• _WORK TO COMPLETE_: Collect the lines of the entries where "JSON" shows up.

===== DATA IN THIS EXERCISE =====

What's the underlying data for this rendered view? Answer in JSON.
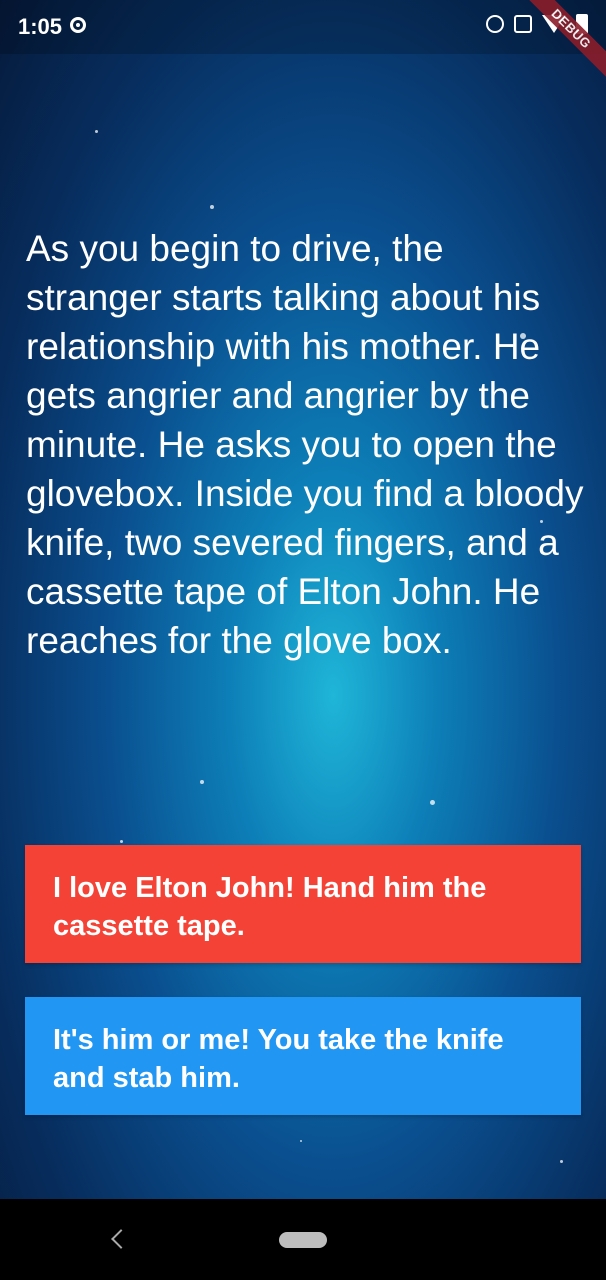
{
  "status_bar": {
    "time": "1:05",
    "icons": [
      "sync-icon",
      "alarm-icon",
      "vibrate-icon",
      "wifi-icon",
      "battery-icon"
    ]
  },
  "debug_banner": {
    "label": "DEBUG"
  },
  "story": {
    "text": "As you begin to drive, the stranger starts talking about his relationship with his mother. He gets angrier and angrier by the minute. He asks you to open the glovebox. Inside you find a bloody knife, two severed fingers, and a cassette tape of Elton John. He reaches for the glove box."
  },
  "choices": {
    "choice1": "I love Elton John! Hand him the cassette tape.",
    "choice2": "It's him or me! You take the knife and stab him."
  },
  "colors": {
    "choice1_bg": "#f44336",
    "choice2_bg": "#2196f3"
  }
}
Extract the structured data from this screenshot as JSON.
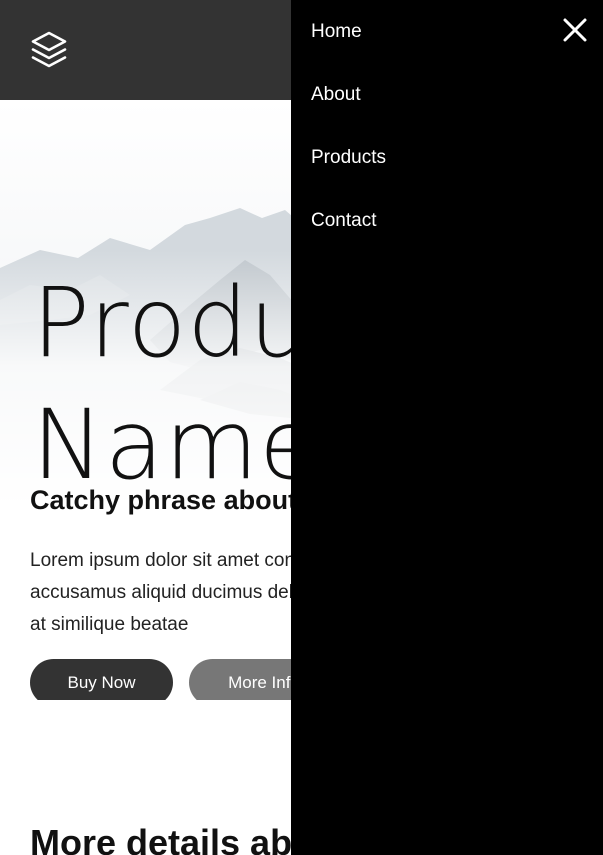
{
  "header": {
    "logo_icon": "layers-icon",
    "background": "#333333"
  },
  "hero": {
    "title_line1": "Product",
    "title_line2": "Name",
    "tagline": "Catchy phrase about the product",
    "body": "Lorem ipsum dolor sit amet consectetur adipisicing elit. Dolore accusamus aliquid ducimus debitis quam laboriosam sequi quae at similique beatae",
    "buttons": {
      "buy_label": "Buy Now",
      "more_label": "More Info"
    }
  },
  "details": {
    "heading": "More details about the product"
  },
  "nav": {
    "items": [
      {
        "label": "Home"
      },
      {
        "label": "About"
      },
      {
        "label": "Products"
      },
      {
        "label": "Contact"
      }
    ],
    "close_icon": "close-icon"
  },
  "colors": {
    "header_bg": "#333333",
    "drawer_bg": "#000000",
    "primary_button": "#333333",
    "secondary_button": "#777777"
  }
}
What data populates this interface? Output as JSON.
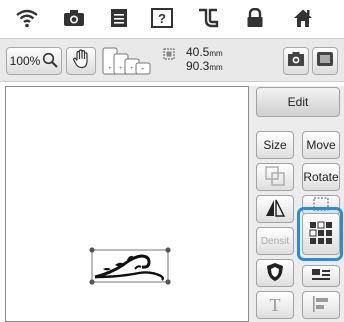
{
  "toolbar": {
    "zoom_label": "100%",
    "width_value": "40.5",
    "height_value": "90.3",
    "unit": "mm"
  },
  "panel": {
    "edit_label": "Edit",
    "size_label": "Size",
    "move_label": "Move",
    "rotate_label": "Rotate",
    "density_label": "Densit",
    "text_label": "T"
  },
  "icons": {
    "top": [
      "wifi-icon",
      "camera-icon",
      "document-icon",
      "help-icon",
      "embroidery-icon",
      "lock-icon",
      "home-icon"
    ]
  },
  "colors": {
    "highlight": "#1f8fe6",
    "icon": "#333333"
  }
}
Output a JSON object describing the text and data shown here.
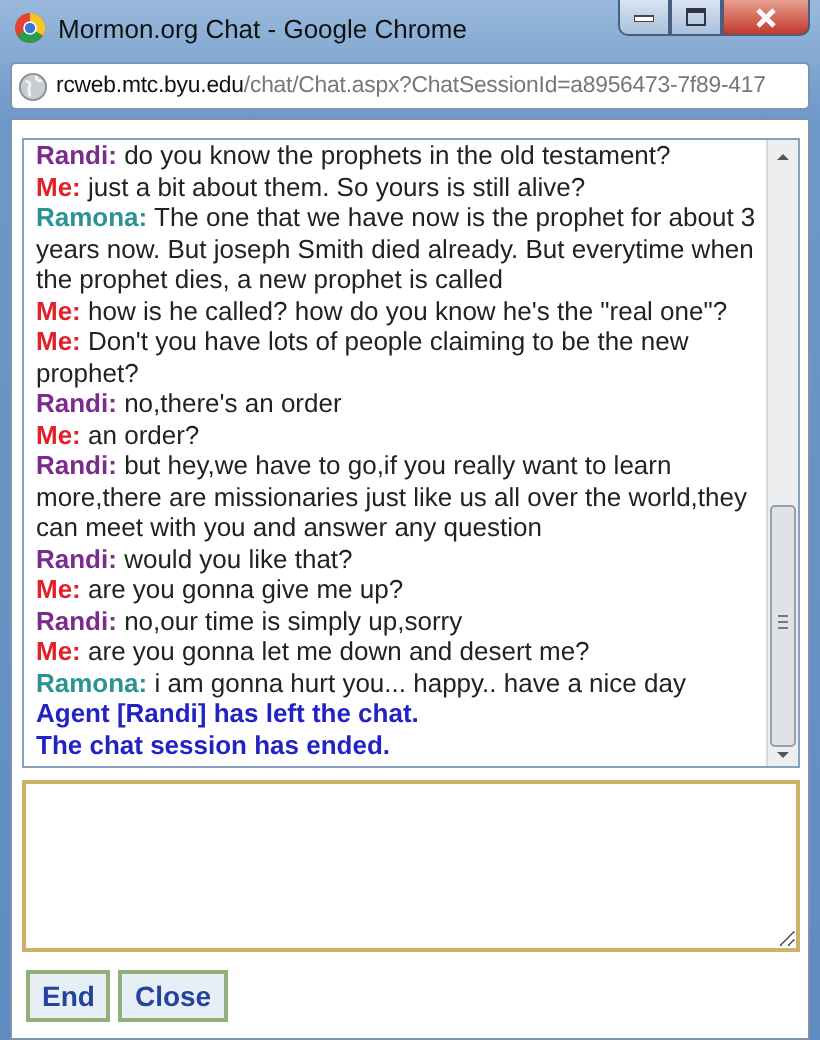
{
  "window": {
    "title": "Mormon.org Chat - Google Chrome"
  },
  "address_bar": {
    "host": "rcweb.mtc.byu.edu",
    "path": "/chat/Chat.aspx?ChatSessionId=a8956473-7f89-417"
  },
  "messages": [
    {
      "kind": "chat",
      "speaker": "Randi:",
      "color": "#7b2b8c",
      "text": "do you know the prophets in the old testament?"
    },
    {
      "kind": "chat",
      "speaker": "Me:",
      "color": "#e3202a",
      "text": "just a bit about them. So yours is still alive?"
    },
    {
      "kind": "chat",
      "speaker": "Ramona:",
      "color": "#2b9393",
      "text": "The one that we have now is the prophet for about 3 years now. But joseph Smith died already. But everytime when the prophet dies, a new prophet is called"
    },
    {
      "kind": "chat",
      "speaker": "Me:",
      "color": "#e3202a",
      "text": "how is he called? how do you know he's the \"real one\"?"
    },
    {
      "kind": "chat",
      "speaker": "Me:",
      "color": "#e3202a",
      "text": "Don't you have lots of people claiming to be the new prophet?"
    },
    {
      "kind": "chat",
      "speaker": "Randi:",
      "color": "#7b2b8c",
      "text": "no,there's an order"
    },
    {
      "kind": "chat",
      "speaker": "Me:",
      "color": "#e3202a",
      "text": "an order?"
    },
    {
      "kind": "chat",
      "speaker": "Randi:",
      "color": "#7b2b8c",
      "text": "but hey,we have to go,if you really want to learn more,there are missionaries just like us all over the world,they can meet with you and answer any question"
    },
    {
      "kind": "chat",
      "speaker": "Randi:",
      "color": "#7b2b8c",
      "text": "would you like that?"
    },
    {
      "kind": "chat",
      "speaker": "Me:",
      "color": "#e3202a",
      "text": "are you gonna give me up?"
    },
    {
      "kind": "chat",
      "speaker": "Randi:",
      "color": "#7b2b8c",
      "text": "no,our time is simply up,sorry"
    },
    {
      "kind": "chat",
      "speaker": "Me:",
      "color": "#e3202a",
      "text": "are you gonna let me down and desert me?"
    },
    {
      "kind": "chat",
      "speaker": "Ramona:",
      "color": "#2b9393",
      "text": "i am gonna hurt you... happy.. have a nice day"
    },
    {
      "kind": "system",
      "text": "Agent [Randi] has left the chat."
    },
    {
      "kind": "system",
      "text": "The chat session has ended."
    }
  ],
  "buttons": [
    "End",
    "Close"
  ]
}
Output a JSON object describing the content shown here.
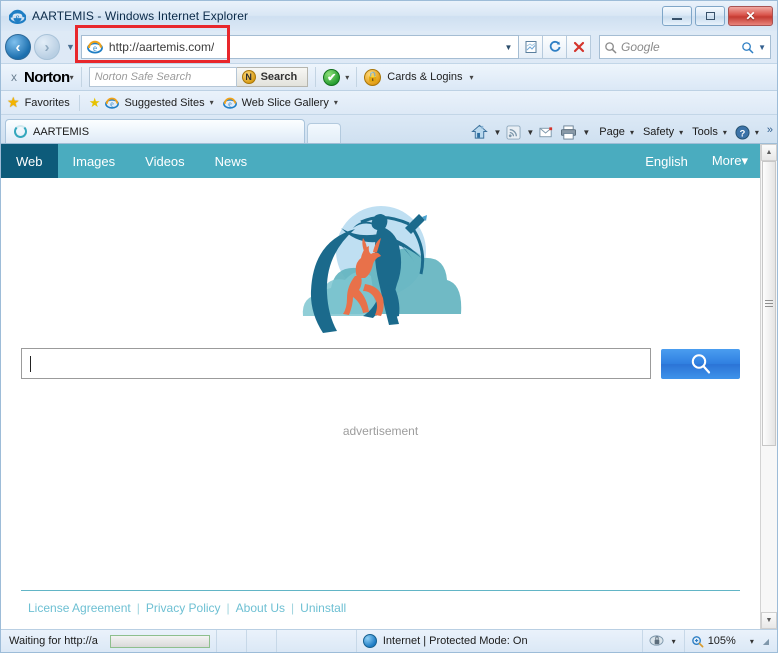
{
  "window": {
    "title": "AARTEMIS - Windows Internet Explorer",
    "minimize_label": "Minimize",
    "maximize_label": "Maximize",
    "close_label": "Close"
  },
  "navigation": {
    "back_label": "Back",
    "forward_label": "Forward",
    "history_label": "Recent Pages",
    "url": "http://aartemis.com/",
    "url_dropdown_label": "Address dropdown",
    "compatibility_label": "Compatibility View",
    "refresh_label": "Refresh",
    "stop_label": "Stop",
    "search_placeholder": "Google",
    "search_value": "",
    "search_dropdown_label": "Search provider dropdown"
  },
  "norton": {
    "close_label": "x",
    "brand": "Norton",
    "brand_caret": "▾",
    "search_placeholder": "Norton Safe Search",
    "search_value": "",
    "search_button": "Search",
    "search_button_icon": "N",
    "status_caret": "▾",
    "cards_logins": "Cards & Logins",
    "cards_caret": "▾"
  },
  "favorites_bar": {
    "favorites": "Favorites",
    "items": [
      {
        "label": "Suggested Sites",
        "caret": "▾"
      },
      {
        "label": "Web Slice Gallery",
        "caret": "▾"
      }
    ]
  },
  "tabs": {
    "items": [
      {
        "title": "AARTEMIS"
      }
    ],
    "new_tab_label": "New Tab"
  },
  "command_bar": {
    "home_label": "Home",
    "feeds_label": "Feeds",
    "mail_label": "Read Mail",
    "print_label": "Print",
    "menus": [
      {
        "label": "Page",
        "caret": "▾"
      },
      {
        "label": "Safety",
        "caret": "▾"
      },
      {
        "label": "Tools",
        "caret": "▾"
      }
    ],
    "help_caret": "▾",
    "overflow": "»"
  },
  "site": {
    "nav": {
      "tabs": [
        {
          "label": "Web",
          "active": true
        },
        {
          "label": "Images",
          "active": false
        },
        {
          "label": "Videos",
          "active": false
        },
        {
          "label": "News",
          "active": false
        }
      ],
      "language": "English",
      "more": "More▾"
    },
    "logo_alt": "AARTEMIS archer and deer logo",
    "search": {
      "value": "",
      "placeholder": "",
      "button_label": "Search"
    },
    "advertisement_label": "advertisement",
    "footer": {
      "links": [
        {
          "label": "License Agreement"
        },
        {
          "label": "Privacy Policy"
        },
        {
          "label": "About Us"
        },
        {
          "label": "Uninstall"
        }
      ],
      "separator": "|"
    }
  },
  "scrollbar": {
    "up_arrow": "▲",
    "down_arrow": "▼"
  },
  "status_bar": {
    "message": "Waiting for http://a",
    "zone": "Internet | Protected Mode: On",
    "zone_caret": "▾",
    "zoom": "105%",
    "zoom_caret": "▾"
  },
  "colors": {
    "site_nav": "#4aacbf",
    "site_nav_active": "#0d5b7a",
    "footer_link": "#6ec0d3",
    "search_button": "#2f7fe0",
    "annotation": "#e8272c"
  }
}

=====

• _TASK OUTPUT_:
What's the underlying data for this rendered view? Answer in JSON.
Extract the structured data from this screenshot as JSON.
What data populates this interface? Output as JSON.
Output a JSON object describing the text and data shown here.
Output a JSON object describing the content shown here.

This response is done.